Problem to solve: Comb through the entries for "взаимодействие" and pull out each line that holds it.
___ Material
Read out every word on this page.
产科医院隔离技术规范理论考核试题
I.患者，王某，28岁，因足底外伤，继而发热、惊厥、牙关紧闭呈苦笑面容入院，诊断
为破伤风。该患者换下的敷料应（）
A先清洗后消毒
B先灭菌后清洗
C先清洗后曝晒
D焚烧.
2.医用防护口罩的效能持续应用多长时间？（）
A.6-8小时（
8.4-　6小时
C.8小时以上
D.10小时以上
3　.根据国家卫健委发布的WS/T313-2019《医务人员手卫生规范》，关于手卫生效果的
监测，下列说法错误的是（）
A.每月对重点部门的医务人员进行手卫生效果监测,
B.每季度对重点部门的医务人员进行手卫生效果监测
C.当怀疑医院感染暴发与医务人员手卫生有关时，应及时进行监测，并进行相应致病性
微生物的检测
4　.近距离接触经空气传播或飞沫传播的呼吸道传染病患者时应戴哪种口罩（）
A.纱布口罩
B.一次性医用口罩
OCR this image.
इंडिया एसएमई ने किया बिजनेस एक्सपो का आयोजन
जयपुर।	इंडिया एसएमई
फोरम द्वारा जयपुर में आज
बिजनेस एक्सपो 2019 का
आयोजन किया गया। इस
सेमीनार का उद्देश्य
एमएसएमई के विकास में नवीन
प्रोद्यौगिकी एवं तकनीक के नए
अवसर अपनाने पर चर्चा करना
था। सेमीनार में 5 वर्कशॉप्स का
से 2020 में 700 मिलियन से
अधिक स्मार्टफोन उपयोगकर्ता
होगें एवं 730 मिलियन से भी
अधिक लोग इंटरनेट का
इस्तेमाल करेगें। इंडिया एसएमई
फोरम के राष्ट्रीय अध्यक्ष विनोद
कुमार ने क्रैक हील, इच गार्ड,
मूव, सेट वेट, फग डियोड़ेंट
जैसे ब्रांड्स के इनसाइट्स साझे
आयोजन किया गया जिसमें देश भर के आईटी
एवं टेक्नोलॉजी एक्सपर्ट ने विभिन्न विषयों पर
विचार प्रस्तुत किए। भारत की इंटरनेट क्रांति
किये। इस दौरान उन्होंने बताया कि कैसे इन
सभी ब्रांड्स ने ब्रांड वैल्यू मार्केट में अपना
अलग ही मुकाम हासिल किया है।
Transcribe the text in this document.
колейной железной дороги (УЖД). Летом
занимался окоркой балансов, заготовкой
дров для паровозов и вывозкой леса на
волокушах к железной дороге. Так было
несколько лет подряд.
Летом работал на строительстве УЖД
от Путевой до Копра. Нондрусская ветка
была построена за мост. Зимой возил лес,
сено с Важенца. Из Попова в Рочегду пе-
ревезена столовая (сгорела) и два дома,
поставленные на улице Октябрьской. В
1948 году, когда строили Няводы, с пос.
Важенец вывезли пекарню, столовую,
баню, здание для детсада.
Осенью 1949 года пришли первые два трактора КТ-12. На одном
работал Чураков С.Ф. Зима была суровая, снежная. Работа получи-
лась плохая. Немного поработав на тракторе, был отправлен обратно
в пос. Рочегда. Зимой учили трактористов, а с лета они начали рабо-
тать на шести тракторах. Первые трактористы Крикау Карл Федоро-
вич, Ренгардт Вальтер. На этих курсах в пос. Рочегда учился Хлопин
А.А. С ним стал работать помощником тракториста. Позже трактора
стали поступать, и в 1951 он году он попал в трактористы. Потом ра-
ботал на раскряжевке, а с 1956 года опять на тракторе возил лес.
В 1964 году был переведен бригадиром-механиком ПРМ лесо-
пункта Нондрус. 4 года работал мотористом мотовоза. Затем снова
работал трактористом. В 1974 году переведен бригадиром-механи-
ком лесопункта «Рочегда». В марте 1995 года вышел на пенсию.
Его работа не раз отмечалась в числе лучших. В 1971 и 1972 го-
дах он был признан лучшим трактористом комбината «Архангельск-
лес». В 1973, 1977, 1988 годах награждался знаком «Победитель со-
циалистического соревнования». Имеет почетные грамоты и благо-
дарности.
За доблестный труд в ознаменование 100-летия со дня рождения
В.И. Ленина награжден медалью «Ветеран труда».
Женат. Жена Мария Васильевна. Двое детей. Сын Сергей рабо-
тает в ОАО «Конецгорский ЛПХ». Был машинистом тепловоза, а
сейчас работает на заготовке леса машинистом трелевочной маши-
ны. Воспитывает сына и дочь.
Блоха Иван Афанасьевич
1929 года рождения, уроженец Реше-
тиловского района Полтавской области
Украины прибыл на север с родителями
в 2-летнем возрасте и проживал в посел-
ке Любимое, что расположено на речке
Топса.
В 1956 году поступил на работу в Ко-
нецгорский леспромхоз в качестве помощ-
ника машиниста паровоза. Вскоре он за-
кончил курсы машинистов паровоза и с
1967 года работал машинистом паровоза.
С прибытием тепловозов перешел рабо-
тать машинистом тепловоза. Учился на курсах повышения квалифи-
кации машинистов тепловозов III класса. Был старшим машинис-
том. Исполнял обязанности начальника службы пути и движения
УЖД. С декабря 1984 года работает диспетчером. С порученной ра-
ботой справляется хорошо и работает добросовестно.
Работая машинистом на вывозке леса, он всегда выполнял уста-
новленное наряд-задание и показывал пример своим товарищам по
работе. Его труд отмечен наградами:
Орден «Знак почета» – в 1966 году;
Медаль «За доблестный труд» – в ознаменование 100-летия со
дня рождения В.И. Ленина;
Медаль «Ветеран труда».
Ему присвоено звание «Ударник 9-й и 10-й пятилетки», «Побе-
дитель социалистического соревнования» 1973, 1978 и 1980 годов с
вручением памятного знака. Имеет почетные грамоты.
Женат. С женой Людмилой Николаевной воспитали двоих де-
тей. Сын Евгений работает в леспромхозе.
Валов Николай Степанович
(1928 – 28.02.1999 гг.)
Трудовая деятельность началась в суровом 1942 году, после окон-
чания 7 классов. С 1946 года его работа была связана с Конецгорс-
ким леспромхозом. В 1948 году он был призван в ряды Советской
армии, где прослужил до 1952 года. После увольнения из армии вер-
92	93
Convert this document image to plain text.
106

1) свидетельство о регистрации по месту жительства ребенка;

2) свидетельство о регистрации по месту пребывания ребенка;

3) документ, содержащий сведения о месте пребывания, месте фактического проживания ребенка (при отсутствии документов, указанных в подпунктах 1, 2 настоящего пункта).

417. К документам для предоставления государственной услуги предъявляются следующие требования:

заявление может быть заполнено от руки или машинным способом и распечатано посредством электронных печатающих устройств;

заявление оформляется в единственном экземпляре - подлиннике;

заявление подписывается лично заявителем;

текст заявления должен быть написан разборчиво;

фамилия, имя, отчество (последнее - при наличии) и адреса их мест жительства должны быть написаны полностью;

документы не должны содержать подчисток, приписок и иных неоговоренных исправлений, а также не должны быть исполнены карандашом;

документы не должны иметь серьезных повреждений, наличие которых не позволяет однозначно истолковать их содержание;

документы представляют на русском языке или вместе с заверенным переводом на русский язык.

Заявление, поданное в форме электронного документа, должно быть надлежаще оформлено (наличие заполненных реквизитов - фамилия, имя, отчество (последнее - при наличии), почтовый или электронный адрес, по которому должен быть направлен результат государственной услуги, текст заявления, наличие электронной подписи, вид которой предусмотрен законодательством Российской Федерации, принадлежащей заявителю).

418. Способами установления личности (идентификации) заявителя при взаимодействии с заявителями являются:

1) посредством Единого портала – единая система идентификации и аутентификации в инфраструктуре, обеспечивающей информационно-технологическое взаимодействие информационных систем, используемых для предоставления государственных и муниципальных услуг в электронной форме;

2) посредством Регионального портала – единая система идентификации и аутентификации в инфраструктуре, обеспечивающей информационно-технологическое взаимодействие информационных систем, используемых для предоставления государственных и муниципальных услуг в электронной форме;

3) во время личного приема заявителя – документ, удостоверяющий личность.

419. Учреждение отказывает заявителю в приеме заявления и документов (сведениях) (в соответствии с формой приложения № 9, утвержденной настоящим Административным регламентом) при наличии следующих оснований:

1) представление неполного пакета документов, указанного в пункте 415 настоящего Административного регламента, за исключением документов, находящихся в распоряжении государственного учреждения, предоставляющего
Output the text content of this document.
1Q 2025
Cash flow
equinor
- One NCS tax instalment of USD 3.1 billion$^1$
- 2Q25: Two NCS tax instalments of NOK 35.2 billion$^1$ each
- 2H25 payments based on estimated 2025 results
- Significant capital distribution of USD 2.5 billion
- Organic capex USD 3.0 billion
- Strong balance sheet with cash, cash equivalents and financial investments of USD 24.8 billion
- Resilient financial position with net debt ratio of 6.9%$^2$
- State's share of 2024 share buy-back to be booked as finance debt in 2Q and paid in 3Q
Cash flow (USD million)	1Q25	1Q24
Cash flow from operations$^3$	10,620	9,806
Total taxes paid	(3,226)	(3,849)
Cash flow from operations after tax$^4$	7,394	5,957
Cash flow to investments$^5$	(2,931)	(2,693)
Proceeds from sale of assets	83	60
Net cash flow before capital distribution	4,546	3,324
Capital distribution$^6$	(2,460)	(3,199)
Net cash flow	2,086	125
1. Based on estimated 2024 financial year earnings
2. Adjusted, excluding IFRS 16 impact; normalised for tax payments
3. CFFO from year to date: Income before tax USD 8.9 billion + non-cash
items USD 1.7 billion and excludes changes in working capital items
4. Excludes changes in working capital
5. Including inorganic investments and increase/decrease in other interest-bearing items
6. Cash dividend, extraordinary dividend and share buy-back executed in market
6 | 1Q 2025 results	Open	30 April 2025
______
Answer to the task:
1) посредством Единого портала – единая система идентификации и аутентификации в инфраструктуре, обеспечивающей информационно-технологическое взаимодействие информационных систем, используемых для предоставления государственных и муниципальных услуг в электронной форме;
2) посредством Регионального портала – единая система идентификации и аутентификации в инфраструктуре, обеспечивающей информационно-технологическое взаимодействие информационных систем, используемых для предоставления государственных и муниципальных услуг в электронной форме;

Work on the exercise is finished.